▸ **Provided records**
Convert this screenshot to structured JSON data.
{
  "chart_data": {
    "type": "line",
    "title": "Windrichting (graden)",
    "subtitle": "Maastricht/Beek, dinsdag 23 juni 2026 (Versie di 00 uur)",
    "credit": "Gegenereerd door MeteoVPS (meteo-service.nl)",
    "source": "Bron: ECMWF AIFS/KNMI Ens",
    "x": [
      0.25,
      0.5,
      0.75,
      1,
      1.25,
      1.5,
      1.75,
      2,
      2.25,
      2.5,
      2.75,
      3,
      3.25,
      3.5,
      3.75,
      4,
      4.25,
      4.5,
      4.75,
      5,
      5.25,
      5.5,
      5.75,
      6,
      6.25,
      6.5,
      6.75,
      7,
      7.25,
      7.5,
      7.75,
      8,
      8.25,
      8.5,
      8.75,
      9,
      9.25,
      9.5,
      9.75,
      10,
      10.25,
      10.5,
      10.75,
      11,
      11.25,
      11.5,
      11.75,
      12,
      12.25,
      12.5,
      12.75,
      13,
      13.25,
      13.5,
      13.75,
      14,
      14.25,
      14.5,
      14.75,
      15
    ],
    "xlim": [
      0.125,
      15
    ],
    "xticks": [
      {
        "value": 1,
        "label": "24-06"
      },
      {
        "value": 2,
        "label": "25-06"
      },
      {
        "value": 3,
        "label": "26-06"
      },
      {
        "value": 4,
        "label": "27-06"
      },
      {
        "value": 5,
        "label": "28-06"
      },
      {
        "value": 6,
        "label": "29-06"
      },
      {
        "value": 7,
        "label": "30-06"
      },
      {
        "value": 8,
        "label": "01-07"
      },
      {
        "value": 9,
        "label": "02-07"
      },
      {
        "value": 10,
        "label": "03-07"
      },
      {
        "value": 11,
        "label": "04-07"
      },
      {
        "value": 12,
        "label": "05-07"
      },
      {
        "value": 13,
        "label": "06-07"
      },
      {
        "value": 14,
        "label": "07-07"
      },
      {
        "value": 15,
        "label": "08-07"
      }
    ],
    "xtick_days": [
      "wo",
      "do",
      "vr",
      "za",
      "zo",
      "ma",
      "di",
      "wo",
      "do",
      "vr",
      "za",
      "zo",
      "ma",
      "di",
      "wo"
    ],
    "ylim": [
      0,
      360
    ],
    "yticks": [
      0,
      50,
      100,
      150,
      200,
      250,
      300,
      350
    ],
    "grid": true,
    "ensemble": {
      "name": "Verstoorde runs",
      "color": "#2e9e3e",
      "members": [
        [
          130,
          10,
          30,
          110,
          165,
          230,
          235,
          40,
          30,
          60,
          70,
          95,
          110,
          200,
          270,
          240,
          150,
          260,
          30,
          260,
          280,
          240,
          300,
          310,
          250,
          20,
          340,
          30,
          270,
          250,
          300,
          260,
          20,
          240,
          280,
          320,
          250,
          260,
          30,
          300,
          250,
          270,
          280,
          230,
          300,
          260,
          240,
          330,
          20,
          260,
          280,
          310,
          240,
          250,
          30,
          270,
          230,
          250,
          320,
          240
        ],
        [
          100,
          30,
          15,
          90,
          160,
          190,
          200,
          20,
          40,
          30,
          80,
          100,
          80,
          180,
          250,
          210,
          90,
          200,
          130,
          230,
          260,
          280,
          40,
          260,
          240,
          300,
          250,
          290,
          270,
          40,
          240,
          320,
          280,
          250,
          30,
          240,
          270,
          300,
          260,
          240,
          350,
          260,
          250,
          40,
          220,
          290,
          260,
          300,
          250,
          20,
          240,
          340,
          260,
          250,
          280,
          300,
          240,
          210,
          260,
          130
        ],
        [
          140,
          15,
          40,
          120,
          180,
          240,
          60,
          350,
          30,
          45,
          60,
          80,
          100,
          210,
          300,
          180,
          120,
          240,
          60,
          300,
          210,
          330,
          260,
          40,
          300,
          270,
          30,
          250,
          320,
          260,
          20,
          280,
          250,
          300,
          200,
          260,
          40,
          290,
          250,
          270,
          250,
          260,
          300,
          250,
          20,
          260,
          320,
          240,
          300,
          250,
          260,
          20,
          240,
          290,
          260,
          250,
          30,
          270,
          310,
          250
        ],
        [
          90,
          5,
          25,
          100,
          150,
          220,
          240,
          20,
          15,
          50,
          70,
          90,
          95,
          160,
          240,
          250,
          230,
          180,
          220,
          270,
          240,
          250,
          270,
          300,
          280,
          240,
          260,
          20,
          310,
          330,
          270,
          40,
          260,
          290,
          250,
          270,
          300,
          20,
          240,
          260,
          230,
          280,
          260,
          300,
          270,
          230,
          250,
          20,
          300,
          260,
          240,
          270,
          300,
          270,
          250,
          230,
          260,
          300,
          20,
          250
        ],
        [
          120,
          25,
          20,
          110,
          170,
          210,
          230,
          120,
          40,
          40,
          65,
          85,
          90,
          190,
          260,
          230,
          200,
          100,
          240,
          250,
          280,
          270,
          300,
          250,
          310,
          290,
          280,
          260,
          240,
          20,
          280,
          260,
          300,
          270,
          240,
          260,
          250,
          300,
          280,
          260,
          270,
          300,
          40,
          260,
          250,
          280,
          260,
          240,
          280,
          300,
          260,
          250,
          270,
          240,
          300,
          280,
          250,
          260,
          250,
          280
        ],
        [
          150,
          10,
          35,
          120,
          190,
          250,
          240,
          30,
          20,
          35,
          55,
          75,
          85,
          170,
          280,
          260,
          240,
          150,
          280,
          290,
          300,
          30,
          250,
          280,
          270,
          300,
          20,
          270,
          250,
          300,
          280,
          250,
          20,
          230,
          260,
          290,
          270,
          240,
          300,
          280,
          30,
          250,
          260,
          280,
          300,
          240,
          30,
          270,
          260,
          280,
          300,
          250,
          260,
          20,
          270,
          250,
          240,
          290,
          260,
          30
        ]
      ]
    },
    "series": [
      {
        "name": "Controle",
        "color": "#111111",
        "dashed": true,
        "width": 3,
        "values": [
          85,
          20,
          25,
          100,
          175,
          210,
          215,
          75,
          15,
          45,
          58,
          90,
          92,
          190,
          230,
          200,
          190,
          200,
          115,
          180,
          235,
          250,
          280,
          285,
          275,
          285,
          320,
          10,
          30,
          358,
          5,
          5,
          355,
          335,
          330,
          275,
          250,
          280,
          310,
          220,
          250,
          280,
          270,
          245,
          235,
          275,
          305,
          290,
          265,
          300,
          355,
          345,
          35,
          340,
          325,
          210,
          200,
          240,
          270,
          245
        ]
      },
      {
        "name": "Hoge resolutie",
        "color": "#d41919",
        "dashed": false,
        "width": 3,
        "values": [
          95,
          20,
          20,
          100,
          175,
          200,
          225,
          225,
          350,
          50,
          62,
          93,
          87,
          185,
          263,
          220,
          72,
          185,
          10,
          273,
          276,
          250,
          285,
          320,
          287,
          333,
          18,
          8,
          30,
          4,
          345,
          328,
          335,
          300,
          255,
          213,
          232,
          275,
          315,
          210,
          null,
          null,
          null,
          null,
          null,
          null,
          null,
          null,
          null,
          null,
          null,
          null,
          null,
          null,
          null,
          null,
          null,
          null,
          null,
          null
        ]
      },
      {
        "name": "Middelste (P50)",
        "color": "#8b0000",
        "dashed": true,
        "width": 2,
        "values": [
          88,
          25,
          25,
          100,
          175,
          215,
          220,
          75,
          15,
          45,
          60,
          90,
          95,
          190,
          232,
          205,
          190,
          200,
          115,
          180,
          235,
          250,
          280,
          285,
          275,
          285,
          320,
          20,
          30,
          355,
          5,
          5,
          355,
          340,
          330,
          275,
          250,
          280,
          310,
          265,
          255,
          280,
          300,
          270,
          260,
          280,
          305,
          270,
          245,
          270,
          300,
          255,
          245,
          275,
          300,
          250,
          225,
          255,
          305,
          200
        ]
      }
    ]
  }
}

▸ **Do this**
Produce a verbatim transcription of the entries above.

▸ **Solution for this task**
Convert this screenshot to structured JSON data.
{
  "chart_data": {
    "type": "line",
    "title": "Windrichting (graden)",
    "subtitle": "Maastricht/Beek, dinsdag 23 juni 2026 (Versie di 00 uur)",
    "credit": "Gegenereerd door MeteoVPS (meteo-service.nl)",
    "source": "Bron: ECMWF AIFS/KNMI Ens",
    "x": [
      0.25,
      0.5,
      0.75,
      1,
      1.25,
      1.5,
      1.75,
      2,
      2.25,
      2.5,
      2.75,
      3,
      3.25,
      3.5,
      3.75,
      4,
      4.25,
      4.5,
      4.75,
      5,
      5.25,
      5.5,
      5.75,
      6,
      6.25,
      6.5,
      6.75,
      7,
      7.25,
      7.5,
      7.75,
      8,
      8.25,
      8.5,
      8.75,
      9,
      9.25,
      9.5,
      9.75,
      10,
      10.25,
      10.5,
      10.75,
      11,
      11.25,
      11.5,
      11.75,
      12,
      12.25,
      12.5,
      12.75,
      13,
      13.25,
      13.5,
      13.75,
      14,
      14.25,
      14.5,
      14.75,
      15
    ],
    "xlim": [
      0.125,
      15
    ],
    "xticks": [
      {
        "value": 1,
        "label": "24-06"
      },
      {
        "value": 2,
        "label": "25-06"
      },
      {
        "value": 3,
        "label": "26-06"
      },
      {
        "value": 4,
        "label": "27-06"
      },
      {
        "value": 5,
        "label": "28-06"
      },
      {
        "value": 6,
        "label": "29-06"
      },
      {
        "value": 7,
        "label": "30-06"
      },
      {
        "value": 8,
        "label": "01-07"
      },
      {
        "value": 9,
        "label": "02-07"
      },
      {
        "value": 10,
        "label": "03-07"
      },
      {
        "value": 11,
        "label": "04-07"
      },
      {
        "value": 12,
        "label": "05-07"
      },
      {
        "value": 13,
        "label": "06-07"
      },
      {
        "value": 14,
        "label": "07-07"
      },
      {
        "value": 15,
        "label": "08-07"
      }
    ],
    "xtick_days": [
      "wo",
      "do",
      "vr",
      "za",
      "zo",
      "ma",
      "di",
      "wo",
      "do",
      "vr",
      "za",
      "zo",
      "ma",
      "di",
      "wo"
    ],
    "ylim": [
      0,
      360
    ],
    "yticks": [
      0,
      50,
      100,
      150,
      200,
      250,
      300,
      350
    ],
    "grid": true,
    "ensemble": {
      "name": "Verstoorde runs",
      "color": "#2e9e3e",
      "members": [
        [
          130,
          10,
          30,
          110,
          165,
          230,
          235,
          40,
          30,
          60,
          70,
          95,
          110,
          200,
          270,
          240,
          150,
          260,
          30,
          260,
          280,
          240,
          300,
          310,
          250,
          20,
          340,
          30,
          270,
          250,
          300,
          260,
          20,
          240,
          280,
          320,
          250,
          260,
          30,
          300,
          250,
          270,
          280,
          230,
          300,
          260,
          240,
          330,
          20,
          260,
          280,
          310,
          240,
          250,
          30,
          270,
          230,
          250,
          320,
          240
        ],
        [
          100,
          30,
          15,
          90,
          160,
          190,
          200,
          20,
          40,
          30,
          80,
          100,
          80,
          180,
          250,
          210,
          90,
          200,
          130,
          230,
          260,
          280,
          40,
          260,
          240,
          300,
          250,
          290,
          270,
          40,
          240,
          320,
          280,
          250,
          30,
          240,
          270,
          300,
          260,
          240,
          350,
          260,
          250,
          40,
          220,
          290,
          260,
          300,
          250,
          20,
          240,
          340,
          260,
          250,
          280,
          300,
          240,
          210,
          260,
          130
        ],
        [
          140,
          15,
          40,
          120,
          180,
          240,
          60,
          350,
          30,
          45,
          60,
          80,
          100,
          210,
          300,
          180,
          120,
          240,
          60,
          300,
          210,
          330,
          260,
          40,
          300,
          270,
          30,
          250,
          320,
          260,
          20,
          280,
          250,
          300,
          200,
          260,
          40,
          290,
          250,
          270,
          250,
          260,
          300,
          250,
          20,
          260,
          320,
          240,
          300,
          250,
          260,
          20,
          240,
          290,
          260,
          250,
          30,
          270,
          310,
          250
        ],
        [
          90,
          5,
          25,
          100,
          150,
          220,
          240,
          20,
          15,
          50,
          70,
          90,
          95,
          160,
          240,
          250,
          230,
          180,
          220,
          270,
          240,
          250,
          270,
          300,
          280,
          240,
          260,
          20,
          310,
          330,
          270,
          40,
          260,
          290,
          250,
          270,
          300,
          20,
          240,
          260,
          230,
          280,
          260,
          300,
          270,
          230,
          250,
          20,
          300,
          260,
          240,
          270,
          300,
          270,
          250,
          230,
          260,
          300,
          20,
          250
        ],
        [
          120,
          25,
          20,
          110,
          170,
          210,
          230,
          120,
          40,
          40,
          65,
          85,
          90,
          190,
          260,
          230,
          200,
          100,
          240,
          250,
          280,
          270,
          300,
          250,
          310,
          290,
          280,
          260,
          240,
          20,
          280,
          260,
          300,
          270,
          240,
          260,
          250,
          300,
          280,
          260,
          270,
          300,
          40,
          260,
          250,
          280,
          260,
          240,
          280,
          300,
          260,
          250,
          270,
          240,
          300,
          280,
          250,
          260,
          250,
          280
        ],
        [
          150,
          10,
          35,
          120,
          190,
          250,
          240,
          30,
          20,
          35,
          55,
          75,
          85,
          170,
          280,
          260,
          240,
          150,
          280,
          290,
          300,
          30,
          250,
          280,
          270,
          300,
          20,
          270,
          250,
          300,
          280,
          250,
          20,
          230,
          260,
          290,
          270,
          240,
          300,
          280,
          30,
          250,
          260,
          280,
          300,
          240,
          30,
          270,
          260,
          280,
          300,
          250,
          260,
          20,
          270,
          250,
          240,
          290,
          260,
          30
        ]
      ]
    },
    "series": [
      {
        "name": "Controle",
        "color": "#111111",
        "dashed": true,
        "width": 3,
        "values": [
          85,
          20,
          25,
          100,
          175,
          210,
          215,
          75,
          15,
          45,
          58,
          90,
          92,
          190,
          230,
          200,
          190,
          200,
          115,
          180,
          235,
          250,
          280,
          285,
          275,
          285,
          320,
          10,
          30,
          358,
          5,
          5,
          355,
          335,
          330,
          275,
          250,
          280,
          310,
          220,
          250,
          280,
          270,
          245,
          235,
          275,
          305,
          290,
          265,
          300,
          355,
          345,
          35,
          340,
          325,
          210,
          200,
          240,
          270,
          245
        ]
      },
      {
        "name": "Hoge resolutie",
        "color": "#d41919",
        "dashed": false,
        "width": 3,
        "values": [
          95,
          20,
          20,
          100,
          175,
          200,
          225,
          225,
          350,
          50,
          62,
          93,
          87,
          185,
          263,
          220,
          72,
          185,
          10,
          273,
          276,
          250,
          285,
          320,
          287,
          333,
          18,
          8,
          30,
          4,
          345,
          328,
          335,
          300,
          255,
          213,
          232,
          275,
          315,
          210,
          null,
          null,
          null,
          null,
          null,
          null,
          null,
          null,
          null,
          null,
          null,
          null,
          null,
          null,
          null,
          null,
          null,
          null,
          null,
          null
        ]
      },
      {
        "name": "Middelste (P50)",
        "color": "#8b0000",
        "dashed": true,
        "width": 2,
        "values": [
          88,
          25,
          25,
          100,
          175,
          215,
          220,
          75,
          15,
          45,
          60,
          90,
          95,
          190,
          232,
          205,
          190,
          200,
          115,
          180,
          235,
          250,
          280,
          285,
          275,
          285,
          320,
          20,
          30,
          355,
          5,
          5,
          355,
          340,
          330,
          275,
          250,
          280,
          310,
          265,
          255,
          280,
          300,
          270,
          260,
          280,
          305,
          270,
          245,
          270,
          300,
          255,
          245,
          275,
          300,
          250,
          225,
          255,
          305,
          200
        ]
      }
    ]
  }
}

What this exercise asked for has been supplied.